(AIM OF THE TASK):
Below are some records. Say how many of their lines include the string "Größe", giving only the number.

======== LISTING

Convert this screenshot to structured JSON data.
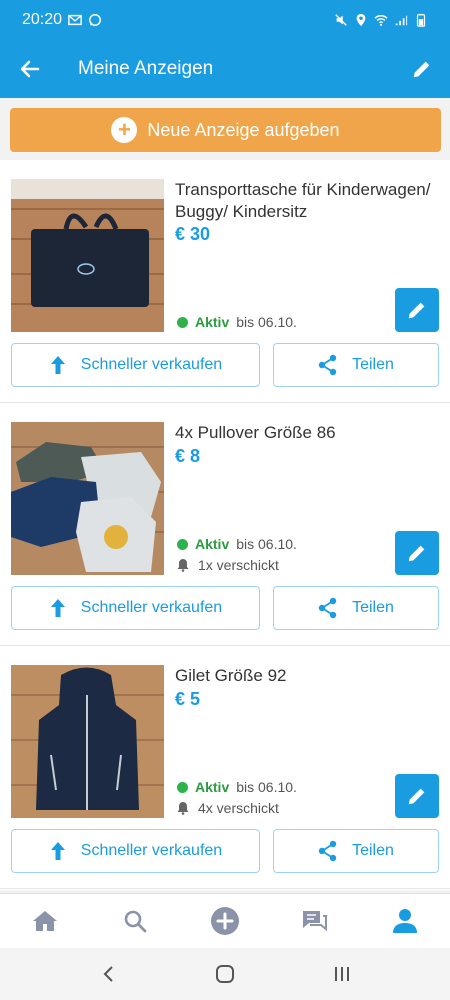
{
  "statusbar": {
    "time": "20:20"
  },
  "header": {
    "title": "Meine Anzeigen"
  },
  "new_ad": {
    "label": "Neue Anzeige aufgeben"
  },
  "ads": [
    {
      "title": "Transporttasche für Kinderwagen/ Buggy/ Kindersitz",
      "price": "€ 30",
      "status": "Aktiv",
      "until": "bis 06.10.",
      "sent": ""
    },
    {
      "title": "4x Pullover Größe 86",
      "price": "€ 8",
      "status": "Aktiv",
      "until": "bis 06.10.",
      "sent": "1x verschickt"
    },
    {
      "title": "Gilet Größe 92",
      "price": "€ 5",
      "status": "Aktiv",
      "until": "bis 06.10.",
      "sent": "4x verschickt"
    }
  ],
  "actions": {
    "sell_faster": "Schneller verkaufen",
    "share": "Teilen"
  },
  "colors": {
    "brand": "#1a9ce0",
    "accent": "#f0a54a",
    "active": "#2db34a"
  },
  "bottom_nav": [
    "home-icon",
    "search-icon",
    "add-icon",
    "messages-icon",
    "profile-icon"
  ]
}
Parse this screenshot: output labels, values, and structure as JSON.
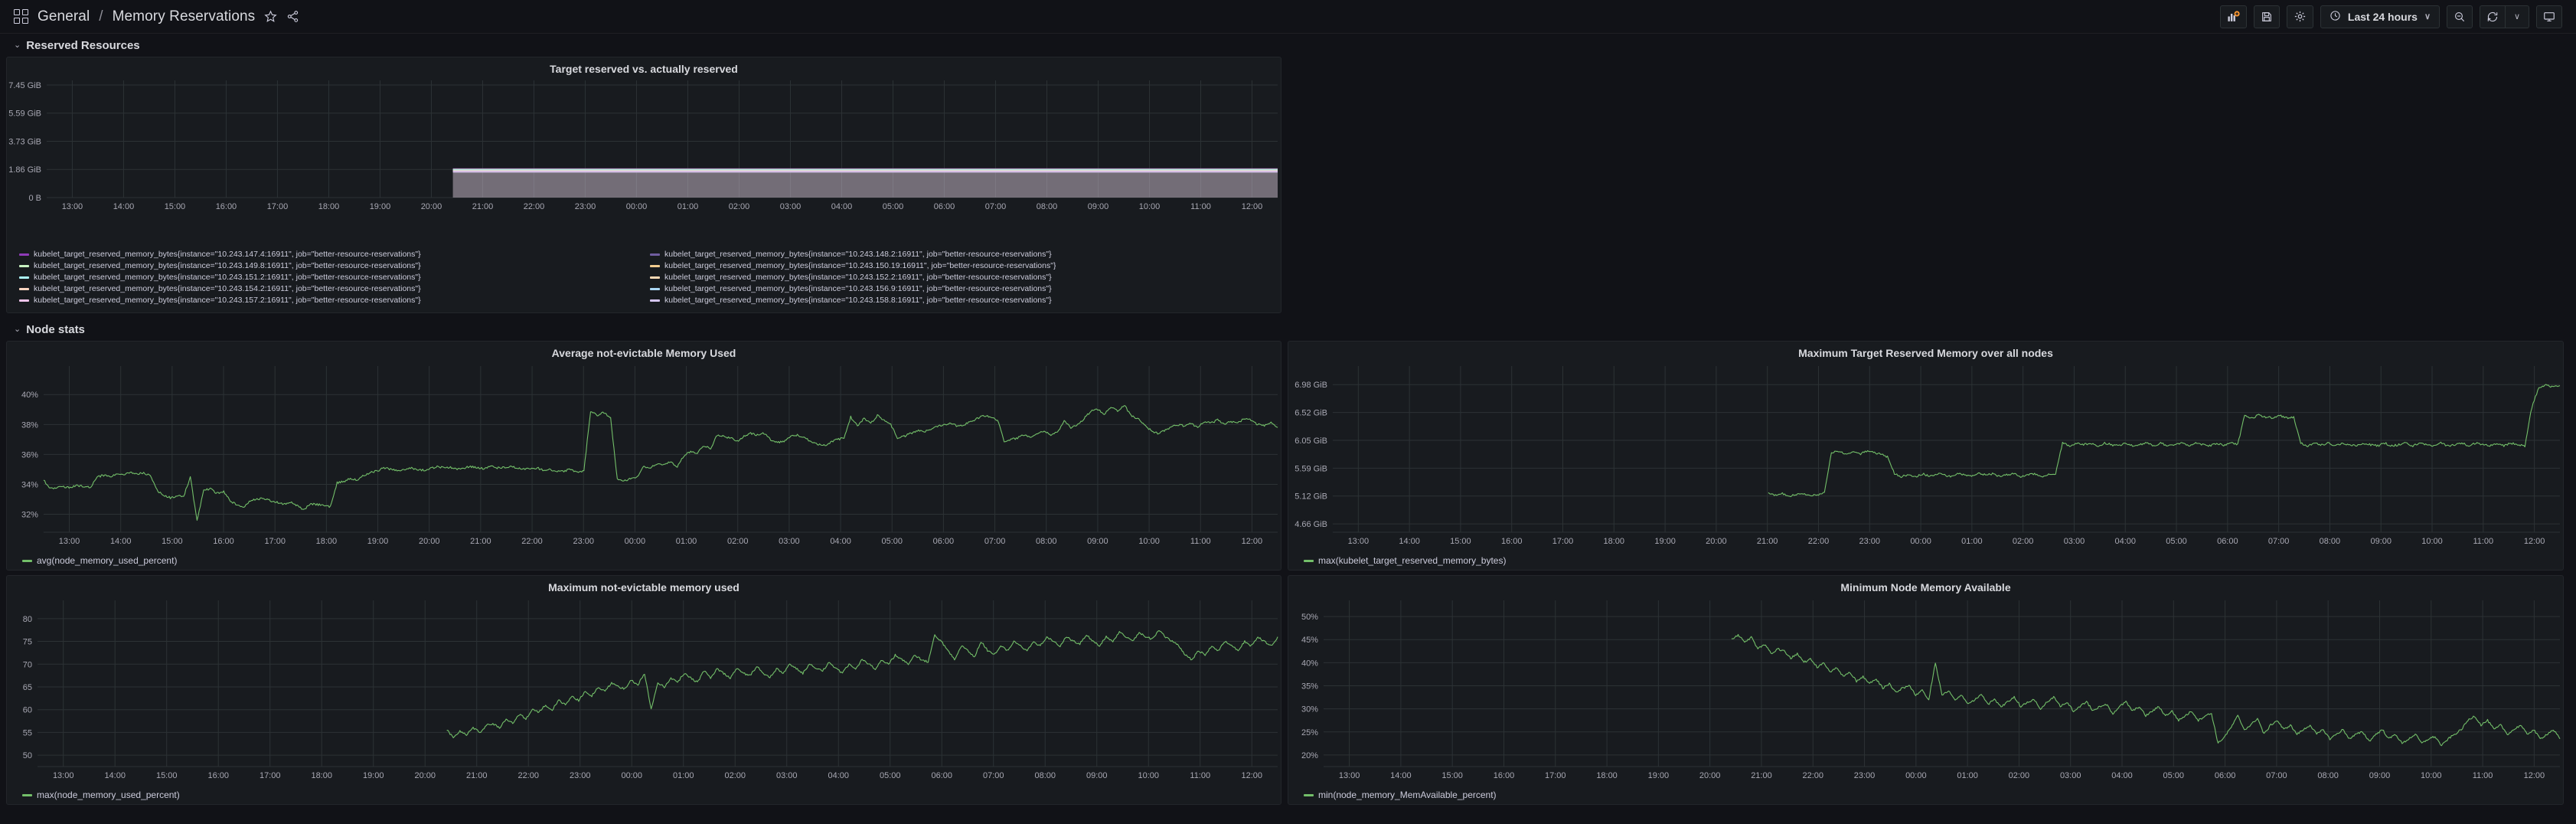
{
  "nav": {
    "grid_icon": "grid-icon",
    "folder": "General",
    "separator": "/",
    "dashboard_title": "Memory Reservations",
    "star_icon": "star-icon",
    "share_icon": "share-icon",
    "buttons": {
      "add_panel": "add-panel-icon",
      "save": "save-icon",
      "settings": "gear-icon",
      "time_range": "Last 24 hours",
      "time_icon": "clock-icon",
      "time_caret": "∨",
      "zoom_out": "zoom-out-icon",
      "refresh": "refresh-icon",
      "refresh_caret": "∨",
      "tv_mode": "tv-icon"
    }
  },
  "rows": [
    {
      "id": "reserved-resources",
      "title": "Reserved Resources",
      "chevron": "⌄"
    },
    {
      "id": "node-stats",
      "title": "Node stats",
      "chevron": "⌄"
    }
  ],
  "colors": {
    "accent_green": "#73bf69",
    "panel_bg": "#181b1f",
    "grid": "#2c3235",
    "text": "#ccccdc",
    "orange": "#eab839"
  },
  "chart_data": [
    {
      "id": "target-reserved",
      "type": "line",
      "title": "Target reserved vs. actually reserved",
      "xlabel": "",
      "ylabel": "",
      "grid": true,
      "legend_position": "bottom",
      "ytick_labels": [
        "7.45 GiB",
        "5.59 GiB",
        "3.73 GiB",
        "1.86 GiB",
        "0 B"
      ],
      "ylim": [
        0,
        8000000000
      ],
      "yticks": [
        8000000000,
        6000000000,
        4000000000,
        2000000000,
        0
      ],
      "xtick_labels": [
        "13:00",
        "14:00",
        "15:00",
        "16:00",
        "17:00",
        "18:00",
        "19:00",
        "20:00",
        "21:00",
        "22:00",
        "23:00",
        "00:00",
        "01:00",
        "02:00",
        "03:00",
        "04:00",
        "05:00",
        "06:00",
        "07:00",
        "08:00",
        "09:00",
        "10:00",
        "11:00",
        "12:00"
      ],
      "series": [
        {
          "name": "kubelet_target_reserved_memory_bytes{instance=\"10.243.147.4:16911\", job=\"better-resource-reservations\"}",
          "color": "#8f3bb8",
          "start_frac": 0.33,
          "value": 2050000000
        },
        {
          "name": "kubelet_target_reserved_memory_bytes{instance=\"10.243.148.2:16911\", job=\"better-resource-reservations\"}",
          "color": "#705da0",
          "start_frac": 0.33,
          "value": 2030000000
        },
        {
          "name": "kubelet_target_reserved_memory_bytes{instance=\"10.243.149.8:16911\", job=\"better-resource-reservations\"}",
          "color": "#c8f2c2",
          "start_frac": 0.33,
          "value": 2070000000
        },
        {
          "name": "kubelet_target_reserved_memory_bytes{instance=\"10.243.150.19:16911\", job=\"better-resource-reservations\"}",
          "color": "#f2cc8f",
          "start_frac": 0.33,
          "value": 2040000000
        },
        {
          "name": "kubelet_target_reserved_memory_bytes{instance=\"10.243.151.2:16911\", job=\"better-resource-reservations\"}",
          "color": "#aaf3f5",
          "start_frac": 0.33,
          "value": 2060000000
        },
        {
          "name": "kubelet_target_reserved_memory_bytes{instance=\"10.243.152.2:16911\", job=\"better-resource-reservations\"}",
          "color": "#f9d9b4",
          "start_frac": 0.33,
          "value": 2035000000
        },
        {
          "name": "kubelet_target_reserved_memory_bytes{instance=\"10.243.154.2:16911\", job=\"better-resource-reservations\"}",
          "color": "#fcd5c1",
          "start_frac": 0.33,
          "value": 2045000000
        },
        {
          "name": "kubelet_target_reserved_memory_bytes{instance=\"10.243.156.9:16911\", job=\"better-resource-reservations\"}",
          "color": "#aad7f5",
          "start_frac": 0.33,
          "value": 2055000000
        },
        {
          "name": "kubelet_target_reserved_memory_bytes{instance=\"10.243.157.2:16911\", job=\"better-resource-reservations\"}",
          "color": "#f0c4ea",
          "start_frac": 0.33,
          "value": 2065000000
        },
        {
          "name": "kubelet_target_reserved_memory_bytes{instance=\"10.243.158.8:16911\", job=\"better-resource-reservations\"}",
          "color": "#d4c5f0",
          "start_frac": 0.33,
          "value": 2025000000
        }
      ]
    },
    {
      "id": "avg-not-evictable",
      "type": "line",
      "title": "Average not-evictable Memory Used",
      "xlabel": "",
      "ylabel": "",
      "grid": true,
      "legend_position": "bottom",
      "ytick_labels": [
        "40%",
        "38%",
        "36%",
        "34%",
        "32%"
      ],
      "yticks": [
        40,
        38,
        36,
        34,
        32
      ],
      "ylim": [
        30.8,
        41.6
      ],
      "xtick_labels": [
        "13:00",
        "14:00",
        "15:00",
        "16:00",
        "17:00",
        "18:00",
        "19:00",
        "20:00",
        "21:00",
        "22:00",
        "23:00",
        "00:00",
        "01:00",
        "02:00",
        "03:00",
        "04:00",
        "05:00",
        "06:00",
        "07:00",
        "08:00",
        "09:00",
        "10:00",
        "11:00",
        "12:00"
      ],
      "series": [
        {
          "name": "avg(node_memory_used_percent)",
          "color": "#73bf69",
          "values": [
            34.3,
            33.7,
            33.8,
            33.85,
            33.8,
            33.9,
            33.85,
            33.8,
            34.5,
            34.6,
            34.5,
            34.7,
            34.6,
            34.8,
            34.7,
            34.75,
            34.6,
            33.6,
            33.3,
            33.1,
            33.2,
            33.2,
            34.5,
            31.6,
            33.6,
            33.7,
            33.4,
            33.5,
            32.9,
            32.6,
            32.5,
            32.9,
            33.0,
            33.05,
            32.9,
            32.8,
            32.7,
            32.8,
            32.6,
            32.3,
            32.7,
            32.65,
            32.6,
            32.5,
            34.1,
            34.2,
            34.4,
            34.3,
            34.6,
            34.8,
            34.9,
            35.1,
            35.0,
            34.9,
            35.0,
            35.1,
            35.0,
            34.95,
            35.05,
            35.2,
            35.1,
            35.15,
            35.0,
            35.1,
            35.2,
            35.1,
            35.05,
            35.2,
            35.1,
            35.15,
            35.2,
            35.1,
            35.05,
            35.0,
            35.1,
            34.9,
            35.0,
            34.85,
            34.9,
            35.0,
            34.8,
            34.9,
            38.9,
            38.6,
            38.8,
            38.4,
            34.4,
            34.2,
            34.4,
            34.5,
            35.2,
            35.1,
            35.4,
            35.3,
            35.5,
            35.2,
            35.9,
            36.2,
            36.1,
            36.6,
            36.4,
            37.3,
            37.2,
            37.1,
            36.9,
            37.2,
            37.4,
            37.3,
            37.4,
            37.0,
            36.8,
            36.9,
            37.2,
            37.3,
            37.1,
            36.9,
            36.7,
            36.6,
            36.8,
            37.0,
            37.1,
            38.5,
            37.9,
            38.4,
            38.1,
            38.6,
            38.3,
            38.0,
            37.1,
            37.2,
            37.4,
            37.6,
            37.5,
            37.7,
            37.9,
            38.0,
            38.1,
            37.9,
            38.0,
            38.2,
            38.4,
            38.6,
            38.5,
            38.3,
            36.9,
            37.0,
            37.1,
            37.3,
            37.2,
            37.4,
            37.6,
            37.3,
            37.5,
            38.2,
            37.8,
            38.0,
            38.4,
            38.9,
            39.0,
            38.7,
            39.2,
            38.9,
            39.3,
            38.6,
            38.4,
            38.0,
            37.6,
            37.4,
            37.6,
            37.8,
            38.0,
            37.9,
            38.1,
            37.8,
            38.2,
            38.1,
            38.3,
            38.0,
            38.2,
            38.1,
            38.4,
            38.3,
            38.0,
            37.9,
            38.1,
            37.8
          ]
        }
      ]
    },
    {
      "id": "max-target-reserved",
      "type": "line",
      "title": "Maximum Target Reserved Memory over all nodes",
      "xlabel": "",
      "ylabel": "",
      "grid": true,
      "legend_position": "bottom",
      "ytick_labels": [
        "6.98 GiB",
        "6.52 GiB",
        "6.05 GiB",
        "5.59 GiB",
        "5.12 GiB",
        "4.66 GiB"
      ],
      "yticks": [
        7.5,
        7.0,
        6.5,
        6.0,
        5.5,
        5.0
      ],
      "ylim": [
        4.85,
        7.75
      ],
      "xtick_labels": [
        "13:00",
        "14:00",
        "15:00",
        "16:00",
        "17:00",
        "18:00",
        "19:00",
        "20:00",
        "21:00",
        "22:00",
        "23:00",
        "00:00",
        "01:00",
        "02:00",
        "03:00",
        "04:00",
        "05:00",
        "06:00",
        "07:00",
        "08:00",
        "09:00",
        "10:00",
        "11:00",
        "12:00"
      ],
      "series": [
        {
          "name": "max(kubelet_target_reserved_memory_bytes)",
          "color": "#73bf69",
          "start_frac": 0.355,
          "values": [
            5.55,
            5.52,
            5.55,
            5.5,
            5.52,
            5.55,
            5.5,
            5.52,
            5.55,
            6.28,
            6.3,
            6.25,
            6.3,
            6.25,
            6.3,
            6.28,
            6.25,
            6.2,
            5.9,
            5.85,
            5.88,
            5.85,
            5.9,
            5.85,
            5.9,
            5.88,
            5.85,
            5.9,
            5.88,
            5.85,
            5.9,
            5.88,
            5.9,
            5.85,
            5.88,
            5.9,
            5.85,
            5.88,
            5.9,
            5.85,
            5.88,
            5.9,
            6.45,
            6.4,
            6.45,
            6.42,
            6.45,
            6.4,
            6.45,
            6.42,
            6.4,
            6.45,
            6.4,
            6.42,
            6.45,
            6.4,
            6.45,
            6.4,
            6.42,
            6.45,
            6.4,
            6.45,
            6.42,
            6.4,
            6.45,
            6.4,
            6.45,
            6.42,
            6.95,
            6.9,
            6.95,
            6.92,
            6.9,
            6.95,
            6.9,
            6.92,
            6.45,
            6.4,
            6.45,
            6.42,
            6.45,
            6.4,
            6.45,
            6.42,
            6.4,
            6.45,
            6.42,
            6.4,
            6.45,
            6.4,
            6.42,
            6.45,
            6.4,
            6.45,
            6.42,
            6.4,
            6.45,
            6.4,
            6.42,
            6.45,
            6.4,
            6.45,
            6.42,
            6.4,
            6.45,
            6.4,
            6.45,
            6.42,
            6.4,
            7.1,
            7.45,
            7.5,
            7.45,
            7.48
          ]
        }
      ]
    },
    {
      "id": "max-not-evictable",
      "type": "line",
      "title": "Maximum not-evictable memory used",
      "xlabel": "",
      "ylabel": "",
      "grid": true,
      "legend_position": "bottom",
      "ytick_labels": [
        "80",
        "75",
        "70",
        "65",
        "60",
        "55",
        "50"
      ],
      "yticks": [
        80,
        75,
        70,
        65,
        60,
        55,
        50
      ],
      "ylim": [
        47.5,
        83
      ],
      "xtick_labels": [
        "13:00",
        "14:00",
        "15:00",
        "16:00",
        "17:00",
        "18:00",
        "19:00",
        "20:00",
        "21:00",
        "22:00",
        "23:00",
        "00:00",
        "01:00",
        "02:00",
        "03:00",
        "04:00",
        "05:00",
        "06:00",
        "07:00",
        "08:00",
        "09:00",
        "10:00",
        "11:00",
        "12:00"
      ],
      "series": [
        {
          "name": "max(node_memory_used_percent)",
          "color": "#73bf69",
          "start_frac": 0.33,
          "values": [
            55.5,
            54.0,
            55.2,
            54.5,
            56.0,
            55.0,
            56.5,
            57.0,
            56.0,
            58.0,
            57.0,
            59.0,
            58.0,
            60.0,
            59.5,
            61.0,
            60.0,
            62.0,
            61.0,
            63.0,
            62.0,
            64.0,
            63.0,
            65.0,
            64.0,
            66.0,
            65.0,
            64.5,
            66.5,
            65.5,
            68.0,
            60.0,
            66.0,
            65.0,
            67.0,
            66.0,
            68.0,
            67.0,
            66.0,
            68.5,
            67.0,
            69.0,
            68.0,
            67.0,
            69.0,
            68.0,
            67.5,
            69.5,
            68.0,
            67.0,
            69.0,
            68.0,
            70.0,
            69.0,
            68.0,
            70.0,
            69.0,
            68.5,
            70.5,
            69.0,
            68.0,
            70.0,
            69.0,
            71.0,
            70.0,
            69.0,
            71.0,
            70.0,
            72.0,
            71.0,
            70.0,
            72.0,
            71.0,
            70.5,
            76.5,
            75.0,
            73.0,
            71.0,
            74.0,
            73.0,
            71.5,
            75.0,
            73.0,
            72.0,
            74.0,
            73.0,
            75.0,
            74.0,
            73.0,
            75.0,
            74.0,
            76.0,
            75.0,
            74.0,
            76.0,
            75.0,
            74.5,
            76.5,
            75.0,
            74.0,
            76.0,
            75.0,
            77.0,
            76.0,
            75.0,
            77.0,
            76.0,
            75.5,
            77.5,
            76.0,
            75.0,
            74.0,
            72.0,
            71.0,
            73.0,
            72.0,
            74.0,
            73.0,
            75.0,
            74.0,
            73.0,
            75.0,
            74.0,
            76.0,
            75.0,
            74.0,
            76.0
          ]
        }
      ]
    },
    {
      "id": "min-node-mem-available",
      "type": "line",
      "title": "Minimum Node Memory Available",
      "xlabel": "",
      "ylabel": "",
      "grid": true,
      "legend_position": "bottom",
      "ytick_labels": [
        "50%",
        "45%",
        "40%",
        "35%",
        "30%",
        "25%",
        "20%"
      ],
      "yticks": [
        50,
        45,
        40,
        35,
        30,
        25,
        20
      ],
      "ylim": [
        17.5,
        52.5
      ],
      "xtick_labels": [
        "13:00",
        "14:00",
        "15:00",
        "16:00",
        "17:00",
        "18:00",
        "19:00",
        "20:00",
        "21:00",
        "22:00",
        "23:00",
        "00:00",
        "01:00",
        "02:00",
        "03:00",
        "04:00",
        "05:00",
        "06:00",
        "07:00",
        "08:00",
        "09:00",
        "10:00",
        "11:00",
        "12:00"
      ],
      "series": [
        {
          "name": "min(node_memory_MemAvailable_percent)",
          "color": "#73bf69",
          "start_frac": 0.33,
          "values": [
            45.0,
            46.0,
            44.5,
            45.5,
            43.0,
            44.0,
            42.0,
            43.0,
            42.5,
            41.0,
            42.0,
            40.0,
            41.0,
            39.0,
            40.0,
            38.0,
            39.0,
            37.0,
            38.0,
            36.0,
            37.0,
            35.5,
            36.5,
            34.5,
            35.5,
            33.5,
            34.5,
            35.0,
            33.0,
            34.0,
            32.0,
            40.0,
            33.0,
            34.0,
            32.0,
            33.0,
            31.0,
            32.0,
            33.0,
            31.0,
            32.0,
            30.5,
            31.5,
            32.5,
            30.5,
            31.5,
            32.0,
            30.0,
            31.5,
            32.5,
            30.5,
            31.5,
            29.5,
            30.5,
            31.5,
            29.5,
            30.5,
            31.0,
            29.0,
            30.5,
            31.5,
            29.5,
            30.5,
            28.5,
            29.5,
            30.5,
            28.5,
            29.5,
            27.5,
            28.5,
            29.5,
            27.5,
            28.5,
            29.0,
            22.5,
            24.0,
            26.0,
            28.5,
            25.5,
            26.5,
            28.0,
            24.5,
            26.5,
            27.5,
            25.5,
            26.5,
            24.5,
            25.5,
            26.5,
            24.5,
            25.5,
            23.5,
            24.5,
            25.5,
            23.5,
            24.5,
            25.0,
            23.0,
            24.5,
            25.5,
            23.5,
            24.5,
            22.5,
            23.5,
            24.5,
            22.5,
            23.5,
            24.0,
            22.0,
            23.5,
            24.5,
            25.5,
            27.5,
            28.5,
            26.5,
            27.5,
            25.5,
            26.5,
            24.5,
            25.5,
            26.5,
            24.5,
            25.5,
            23.5,
            24.5,
            25.5,
            23.5
          ]
        }
      ]
    }
  ]
}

================

(ANSWER IN FULL):
2